◆ **Required task**: Reproduce each line exactly, including spacing and punctuation.

[Data items]
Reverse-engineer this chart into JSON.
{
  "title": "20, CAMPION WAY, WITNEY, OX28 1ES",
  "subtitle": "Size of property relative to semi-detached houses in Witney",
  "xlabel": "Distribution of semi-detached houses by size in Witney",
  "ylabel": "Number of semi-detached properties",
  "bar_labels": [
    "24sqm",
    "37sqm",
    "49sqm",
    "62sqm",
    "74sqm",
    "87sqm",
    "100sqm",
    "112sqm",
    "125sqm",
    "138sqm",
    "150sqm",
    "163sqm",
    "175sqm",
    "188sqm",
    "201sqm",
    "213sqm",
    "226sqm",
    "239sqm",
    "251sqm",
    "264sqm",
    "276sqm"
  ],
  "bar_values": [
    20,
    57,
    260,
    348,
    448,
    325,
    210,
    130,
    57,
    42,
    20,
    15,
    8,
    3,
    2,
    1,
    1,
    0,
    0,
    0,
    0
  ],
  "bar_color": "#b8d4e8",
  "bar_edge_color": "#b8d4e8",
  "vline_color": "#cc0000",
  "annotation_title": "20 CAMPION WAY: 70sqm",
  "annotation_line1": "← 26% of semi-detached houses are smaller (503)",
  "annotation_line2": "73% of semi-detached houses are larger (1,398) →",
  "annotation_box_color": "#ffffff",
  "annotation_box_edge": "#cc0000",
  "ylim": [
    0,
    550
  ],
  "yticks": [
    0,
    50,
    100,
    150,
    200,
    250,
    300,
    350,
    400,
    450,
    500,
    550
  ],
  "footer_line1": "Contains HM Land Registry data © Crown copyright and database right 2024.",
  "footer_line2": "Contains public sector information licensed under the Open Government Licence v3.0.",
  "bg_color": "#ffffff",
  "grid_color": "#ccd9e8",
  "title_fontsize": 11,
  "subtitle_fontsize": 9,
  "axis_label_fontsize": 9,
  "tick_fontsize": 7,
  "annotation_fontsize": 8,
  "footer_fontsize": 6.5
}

◆ **The output**:
Reverse-engineer this chart into JSON.
{
  "title": "20, CAMPION WAY, WITNEY, OX28 1ES",
  "subtitle": "Size of property relative to semi-detached houses in Witney",
  "xlabel": "Distribution of semi-detached houses by size in Witney",
  "ylabel": "Number of semi-detached properties",
  "bar_labels": [
    "24sqm",
    "37sqm",
    "49sqm",
    "62sqm",
    "74sqm",
    "87sqm",
    "100sqm",
    "112sqm",
    "125sqm",
    "138sqm",
    "150sqm",
    "163sqm",
    "175sqm",
    "188sqm",
    "201sqm",
    "213sqm",
    "226sqm",
    "239sqm",
    "251sqm",
    "264sqm",
    "276sqm"
  ],
  "bar_values": [
    20,
    57,
    260,
    348,
    448,
    325,
    210,
    130,
    57,
    42,
    20,
    15,
    8,
    3,
    2,
    1,
    1,
    0,
    0,
    0,
    0
  ],
  "bar_color": "#b8d4e8",
  "bar_edge_color": "#b8d4e8",
  "vline_color": "#cc0000",
  "annotation_title": "20 CAMPION WAY: 70sqm",
  "annotation_line1": "← 26% of semi-detached houses are smaller (503)",
  "annotation_line2": "73% of semi-detached houses are larger (1,398) →",
  "annotation_box_color": "#ffffff",
  "annotation_box_edge": "#cc0000",
  "ylim": [
    0,
    550
  ],
  "yticks": [
    0,
    50,
    100,
    150,
    200,
    250,
    300,
    350,
    400,
    450,
    500,
    550
  ],
  "footer_line1": "Contains HM Land Registry data © Crown copyright and database right 2024.",
  "footer_line2": "Contains public sector information licensed under the Open Government Licence v3.0.",
  "bg_color": "#ffffff",
  "grid_color": "#ccd9e8",
  "title_fontsize": 11,
  "subtitle_fontsize": 9,
  "axis_label_fontsize": 9,
  "tick_fontsize": 7,
  "annotation_fontsize": 8,
  "footer_fontsize": 6.5
}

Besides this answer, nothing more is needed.